▶ **Aim of the exercise**: Every line must be returned precisely as it is written.
[Start of Raw data]
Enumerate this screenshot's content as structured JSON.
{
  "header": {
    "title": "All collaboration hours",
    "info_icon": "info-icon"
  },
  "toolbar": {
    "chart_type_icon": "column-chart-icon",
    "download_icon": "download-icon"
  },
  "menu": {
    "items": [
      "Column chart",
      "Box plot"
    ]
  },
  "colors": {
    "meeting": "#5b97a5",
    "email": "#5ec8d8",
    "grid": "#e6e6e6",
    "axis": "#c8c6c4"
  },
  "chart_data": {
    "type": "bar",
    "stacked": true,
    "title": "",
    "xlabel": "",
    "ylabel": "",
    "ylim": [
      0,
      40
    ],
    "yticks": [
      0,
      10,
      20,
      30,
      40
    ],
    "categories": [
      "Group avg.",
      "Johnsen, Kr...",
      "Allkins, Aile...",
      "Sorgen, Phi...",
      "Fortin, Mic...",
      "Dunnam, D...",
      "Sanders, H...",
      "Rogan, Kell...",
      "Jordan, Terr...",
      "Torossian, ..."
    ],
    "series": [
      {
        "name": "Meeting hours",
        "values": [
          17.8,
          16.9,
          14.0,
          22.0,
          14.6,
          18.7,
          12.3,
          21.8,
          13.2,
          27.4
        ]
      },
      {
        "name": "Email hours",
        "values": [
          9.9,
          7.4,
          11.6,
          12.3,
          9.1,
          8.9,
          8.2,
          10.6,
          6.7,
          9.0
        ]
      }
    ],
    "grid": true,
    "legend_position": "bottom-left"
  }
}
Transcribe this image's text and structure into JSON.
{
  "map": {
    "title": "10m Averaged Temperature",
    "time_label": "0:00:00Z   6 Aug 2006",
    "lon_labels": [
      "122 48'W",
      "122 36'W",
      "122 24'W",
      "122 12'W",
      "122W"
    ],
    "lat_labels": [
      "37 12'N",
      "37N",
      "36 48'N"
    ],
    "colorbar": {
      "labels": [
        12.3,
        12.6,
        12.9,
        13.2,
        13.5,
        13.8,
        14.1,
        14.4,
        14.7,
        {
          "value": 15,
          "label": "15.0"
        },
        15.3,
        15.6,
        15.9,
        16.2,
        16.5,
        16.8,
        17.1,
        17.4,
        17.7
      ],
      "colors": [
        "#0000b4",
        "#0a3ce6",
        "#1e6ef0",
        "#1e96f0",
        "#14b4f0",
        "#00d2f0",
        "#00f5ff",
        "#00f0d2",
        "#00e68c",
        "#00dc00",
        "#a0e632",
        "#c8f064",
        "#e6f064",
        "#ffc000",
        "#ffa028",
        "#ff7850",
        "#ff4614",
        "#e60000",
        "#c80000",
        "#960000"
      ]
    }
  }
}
[End of Raw data]
▶ **Finished answer**:
Enumerate this screenshot's content as structured JSON.
{
  "header": {
    "title": "All collaboration hours",
    "info_icon": "info-icon"
  },
  "toolbar": {
    "chart_type_icon": "column-chart-icon",
    "download_icon": "download-icon"
  },
  "menu": {
    "items": [
      "Column chart",
      "Box plot"
    ]
  },
  "colors": {
    "meeting": "#5b97a5",
    "email": "#5ec8d8",
    "grid": "#e6e6e6",
    "axis": "#c8c6c4"
  },
  "chart_data": {
    "type": "bar",
    "stacked": true,
    "title": "",
    "xlabel": "",
    "ylabel": "",
    "ylim": [
      0,
      40
    ],
    "yticks": [
      0,
      10,
      20,
      30,
      40
    ],
    "categories": [
      "Group avg.",
      "Johnsen, Kr...",
      "Allkins, Aile...",
      "Sorgen, Phi...",
      "Fortin, Mic...",
      "Dunnam, D...",
      "Sanders, H...",
      "Rogan, Kell...",
      "Jordan, Terr...",
      "Torossian, ..."
    ],
    "series": [
      {
        "name": "Meeting hours",
        "values": [
          17.8,
          16.9,
          14.0,
          22.0,
          14.6,
          18.7,
          12.3,
          21.8,
          13.2,
          27.4
        ]
      },
      {
        "name": "Email hours",
        "values": [
          9.9,
          7.4,
          11.6,
          12.3,
          9.1,
          8.9,
          8.2,
          10.6,
          6.7,
          9.0
        ]
      }
    ],
    "grid": true,
    "legend_position": "bottom-left"
  }
}
Transcribe this image's text and structure into JSON.
{
  "map": {
    "title": "10m Averaged Temperature",
    "time_label": "0:00:00Z   6 Aug 2006",
    "lon_labels": [
      "122 48'W",
      "122 36'W",
      "122 24'W",
      "122 12'W",
      "122W"
    ],
    "lat_labels": [
      "37 12'N",
      "37N",
      "36 48'N"
    ],
    "colorbar": {
      "labels": [
        12.3,
        12.6,
        12.9,
        13.2,
        13.5,
        13.8,
        14.1,
        14.4,
        14.7,
        {
          "value": 15,
          "label": "15.0"
        },
        15.3,
        15.6,
        15.9,
        16.2,
        16.5,
        16.8,
        17.1,
        17.4,
        17.7
      ],
      "colors": [
        "#0000b4",
        "#0a3ce6",
        "#1e6ef0",
        "#1e96f0",
        "#14b4f0",
        "#00d2f0",
        "#00f5ff",
        "#00f0d2",
        "#00e68c",
        "#00dc00",
        "#a0e632",
        "#c8f064",
        "#e6f064",
        "#ffc000",
        "#ffa028",
        "#ff7850",
        "#ff4614",
        "#e60000",
        "#c80000",
        "#960000"
      ]
    }
  }
}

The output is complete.